**Exercise:** Write out the listing below exactly, and omit any images you find in it.

**Given data:**
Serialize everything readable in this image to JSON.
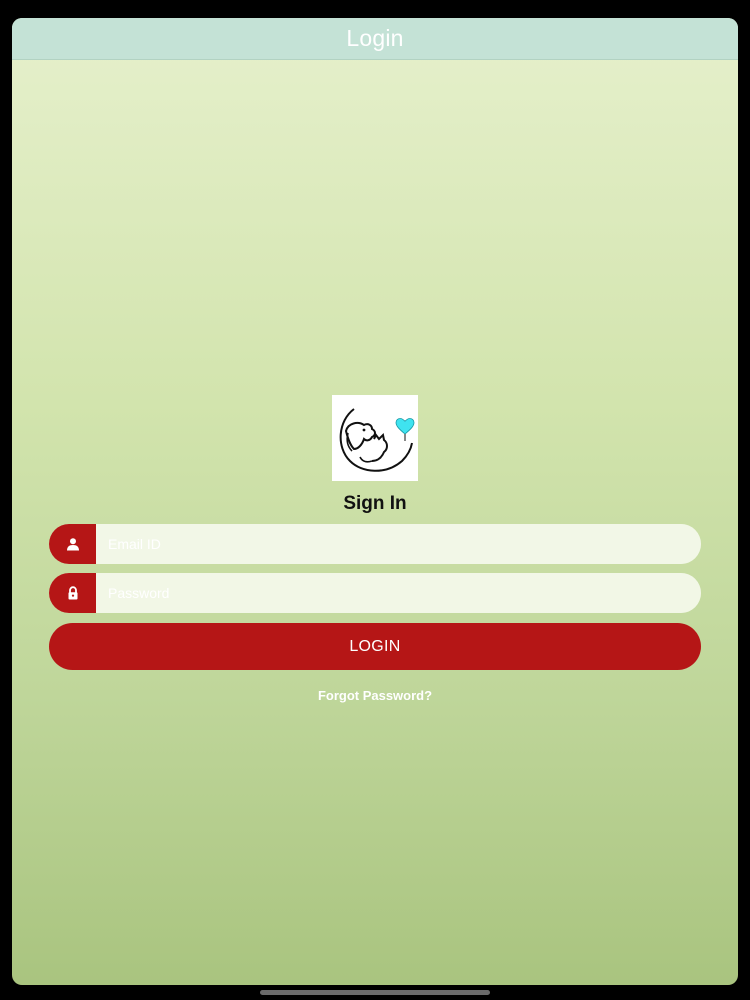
{
  "navbar": {
    "title": "Login"
  },
  "form": {
    "title": "Sign In",
    "email": {
      "placeholder": "Email ID",
      "value": ""
    },
    "password": {
      "placeholder": "Password",
      "value": ""
    },
    "login_label": "LOGIN",
    "forgot_label": "Forgot Password?"
  },
  "icons": {
    "logo": "pet-logo-icon",
    "email": "user-icon",
    "password": "lock-icon"
  },
  "colors": {
    "accent": "#b51616",
    "navbar": "#c4e2d6",
    "heart": "#3fe3f0"
  }
}
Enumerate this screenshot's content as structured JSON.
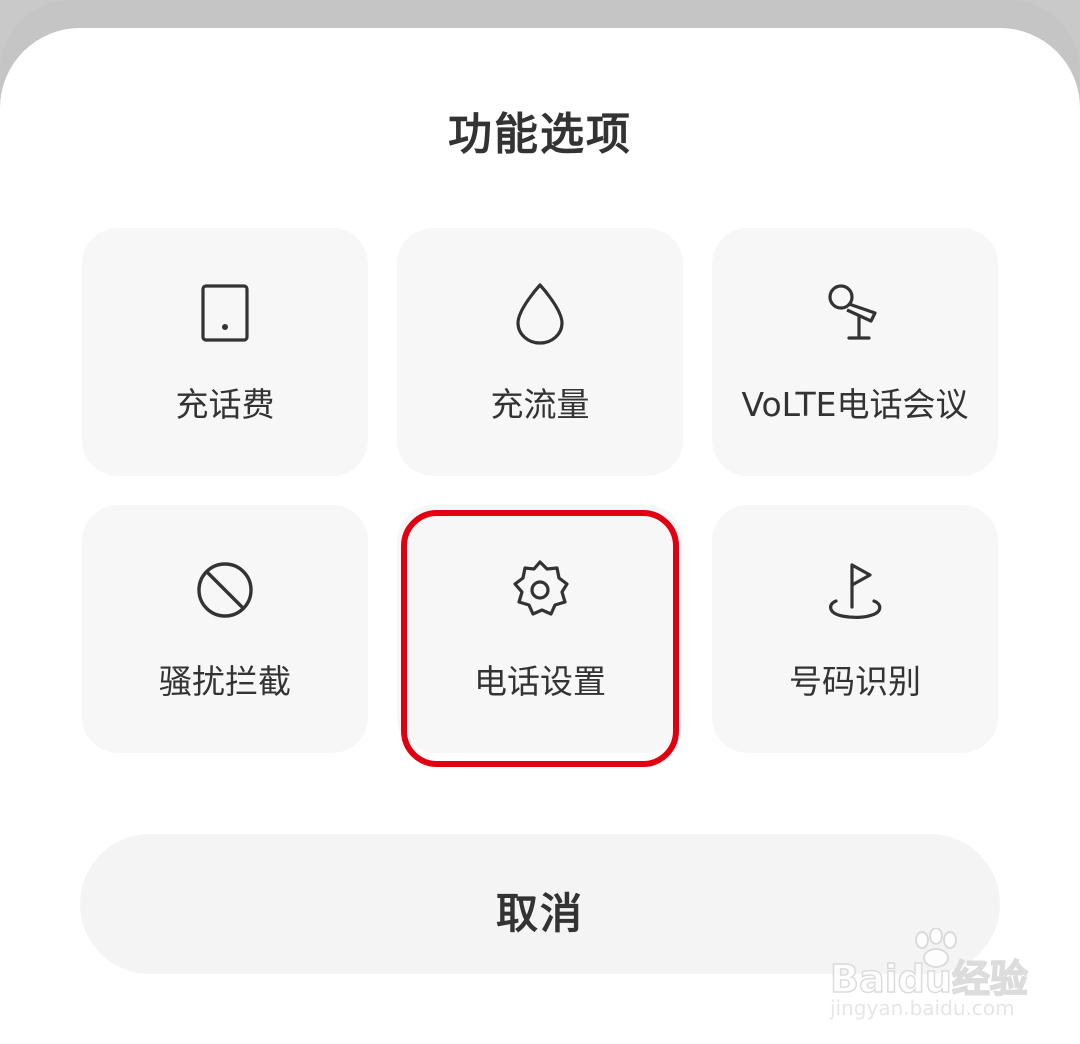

**The answer:**
Serialize everything readable in this image to JSON.
{
  "navbar": {
    "title": "Login"
  },
  "form": {
    "title": "Sign In",
    "email": {
      "placeholder": "Email ID",
      "value": ""
    },
    "password": {
      "placeholder": "Password",
      "value": ""
    },
    "login_label": "LOGIN",
    "forgot_label": "Forgot Password?"
  },
  "icons": {
    "logo": "pet-logo-icon",
    "email": "user-icon",
    "password": "lock-icon"
  },
  "colors": {
    "accent": "#b51616",
    "navbar": "#c4e2d6",
    "heart": "#3fe3f0"
  }
}
Enumerate this screenshot's content as structured JSON.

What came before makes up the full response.